Records from a collection of figures
▶

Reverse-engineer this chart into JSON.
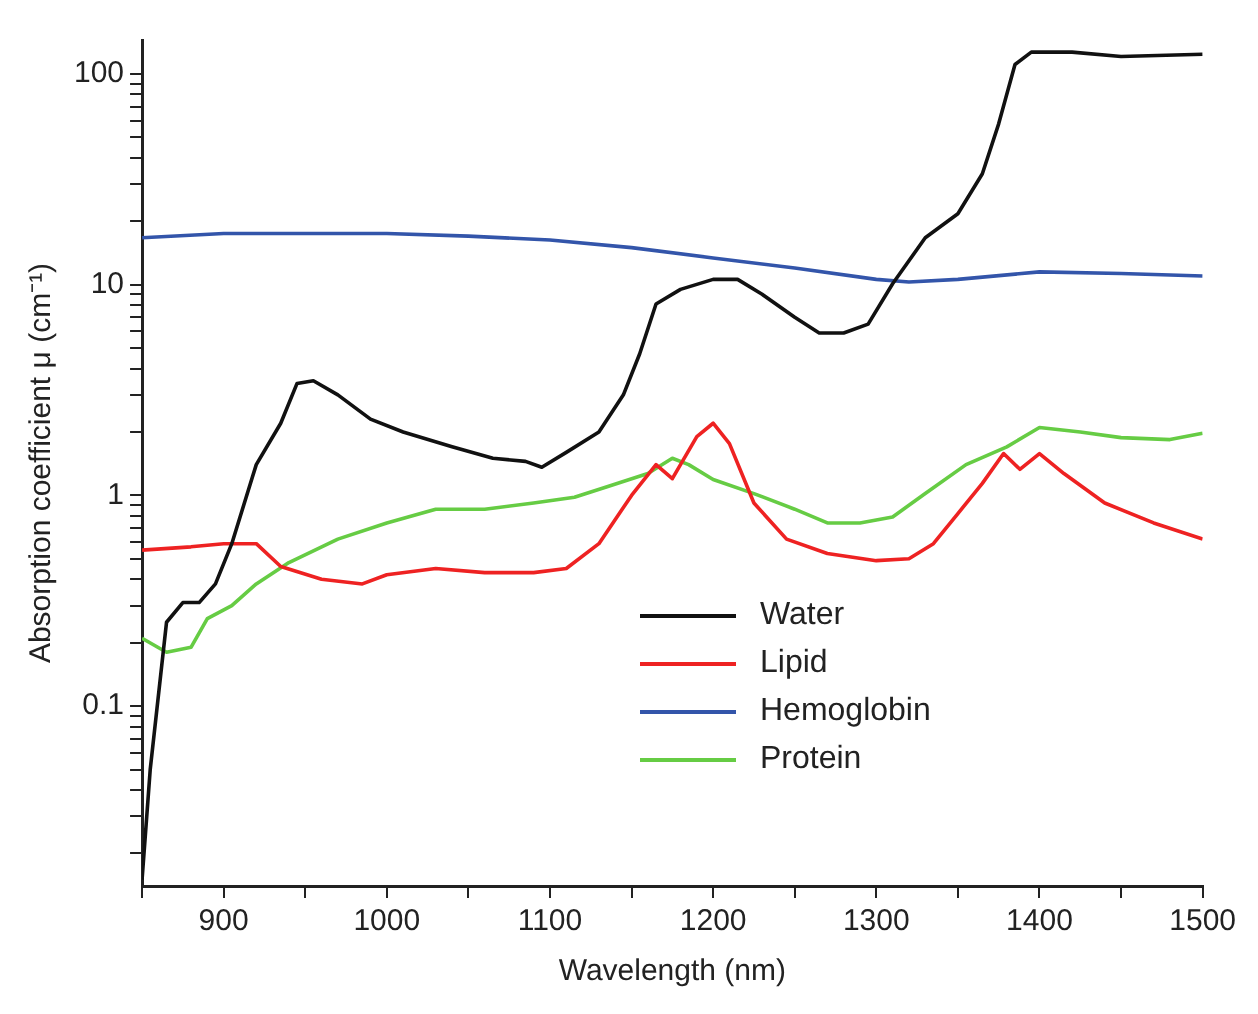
{
  "chart_data": {
    "type": "line",
    "xlabel": "Wavelength (nm)",
    "ylabel": "Absorption coefficient μ (cm⁻¹)",
    "log": "y",
    "grid": false,
    "legend": "bottom right",
    "marker": "none",
    "line_style": "solid",
    "xlim": [
      850,
      1500
    ],
    "xticks": [
      {
        "value": 850,
        "label": null
      },
      900,
      {
        "value": 950,
        "label": null
      },
      1000,
      {
        "value": 1050,
        "label": null
      },
      1100,
      {
        "value": 1150,
        "label": null
      },
      1200,
      {
        "value": 1250,
        "label": null
      },
      1300,
      {
        "value": 1350,
        "label": null
      },
      1400,
      {
        "value": 1450,
        "label": null
      },
      1500
    ],
    "ylim": [
      0.014,
      145
    ],
    "yticks": [
      {
        "value": 0.02,
        "label": null
      },
      {
        "value": 0.03,
        "label": null
      },
      {
        "value": 0.04,
        "label": null
      },
      {
        "value": 0.05,
        "label": null
      },
      {
        "value": 0.06,
        "label": null
      },
      {
        "value": 0.07,
        "label": null
      },
      {
        "value": 0.08,
        "label": null
      },
      {
        "value": 0.09,
        "label": null
      },
      0.1,
      {
        "value": 0.2,
        "label": null
      },
      {
        "value": 0.3,
        "label": null
      },
      {
        "value": 0.4,
        "label": null
      },
      {
        "value": 0.5,
        "label": null
      },
      {
        "value": 0.6,
        "label": null
      },
      {
        "value": 0.7,
        "label": null
      },
      {
        "value": 0.8,
        "label": null
      },
      {
        "value": 0.9,
        "label": null
      },
      1,
      {
        "value": 2,
        "label": null
      },
      {
        "value": 3,
        "label": null
      },
      {
        "value": 4,
        "label": null
      },
      {
        "value": 5,
        "label": null
      },
      {
        "value": 6,
        "label": null
      },
      {
        "value": 7,
        "label": null
      },
      {
        "value": 8,
        "label": null
      },
      {
        "value": 9,
        "label": null
      },
      10,
      {
        "value": 20,
        "label": null
      },
      {
        "value": 30,
        "label": null
      },
      {
        "value": 40,
        "label": null
      },
      {
        "value": 50,
        "label": null
      },
      {
        "value": 60,
        "label": null
      },
      {
        "value": 70,
        "label": null
      },
      {
        "value": 80,
        "label": null
      },
      {
        "value": 90,
        "label": null
      },
      100
    ],
    "series": [
      {
        "name": "Water",
        "color": "#111111",
        "x": [
          850,
          855,
          865,
          875,
          885,
          895,
          905,
          920,
          935,
          945,
          955,
          970,
          990,
          1010,
          1040,
          1065,
          1085,
          1095,
          1110,
          1130,
          1145,
          1155,
          1165,
          1180,
          1200,
          1215,
          1230,
          1250,
          1265,
          1280,
          1295,
          1310,
          1330,
          1350,
          1365,
          1375,
          1385,
          1395,
          1420,
          1450,
          1500
        ],
        "values": [
          0.015,
          0.05,
          0.25,
          0.31,
          0.31,
          0.38,
          0.59,
          1.4,
          2.2,
          3.4,
          3.5,
          3.0,
          2.3,
          2.0,
          1.7,
          1.5,
          1.45,
          1.36,
          1.6,
          2.0,
          3.0,
          4.7,
          8.1,
          9.5,
          10.6,
          10.6,
          9.0,
          7.0,
          5.9,
          5.9,
          6.5,
          10.1,
          16.7,
          21.7,
          33.6,
          58,
          111,
          127,
          127,
          121,
          124
        ]
      },
      {
        "name": "Lipid",
        "color": "#ee2222",
        "x": [
          850,
          880,
          900,
          920,
          935,
          960,
          985,
          1000,
          1030,
          1060,
          1090,
          1110,
          1130,
          1150,
          1165,
          1175,
          1190,
          1200,
          1210,
          1225,
          1245,
          1270,
          1300,
          1320,
          1335,
          1350,
          1365,
          1378,
          1388,
          1400,
          1415,
          1440,
          1470,
          1500
        ],
        "values": [
          0.55,
          0.57,
          0.59,
          0.59,
          0.46,
          0.4,
          0.38,
          0.42,
          0.45,
          0.43,
          0.43,
          0.45,
          0.59,
          1.0,
          1.4,
          1.2,
          1.9,
          2.2,
          1.76,
          0.92,
          0.62,
          0.53,
          0.49,
          0.5,
          0.59,
          0.82,
          1.14,
          1.58,
          1.33,
          1.58,
          1.27,
          0.92,
          0.74,
          0.62
        ]
      },
      {
        "name": "Hemoglobin",
        "color": "#3355aa",
        "x": [
          850,
          900,
          1000,
          1050,
          1100,
          1150,
          1200,
          1250,
          1300,
          1320,
          1350,
          1400,
          1450,
          1500
        ],
        "values": [
          16.7,
          17.5,
          17.5,
          17,
          16.3,
          15,
          13.4,
          12,
          10.6,
          10.3,
          10.6,
          11.5,
          11.3,
          11
        ]
      },
      {
        "name": "Protein",
        "color": "#66cc44",
        "x": [
          850,
          865,
          880,
          890,
          905,
          920,
          940,
          970,
          1000,
          1030,
          1060,
          1090,
          1115,
          1135,
          1160,
          1175,
          1185,
          1200,
          1225,
          1250,
          1270,
          1290,
          1310,
          1330,
          1355,
          1380,
          1400,
          1425,
          1450,
          1480,
          1500
        ],
        "values": [
          0.21,
          0.18,
          0.19,
          0.26,
          0.3,
          0.38,
          0.48,
          0.62,
          0.74,
          0.86,
          0.86,
          0.92,
          0.98,
          1.1,
          1.27,
          1.5,
          1.4,
          1.19,
          1.02,
          0.86,
          0.74,
          0.74,
          0.79,
          1.02,
          1.4,
          1.7,
          2.1,
          2.0,
          1.88,
          1.84,
          1.97
        ]
      }
    ]
  }
}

◀

Aim of the task = Pull each line containing "color" from the records.

Exercise response =
        "color": "#111111",
        "color": "#ee2222",
        "color": "#3355aa",
        "color": "#66cc44",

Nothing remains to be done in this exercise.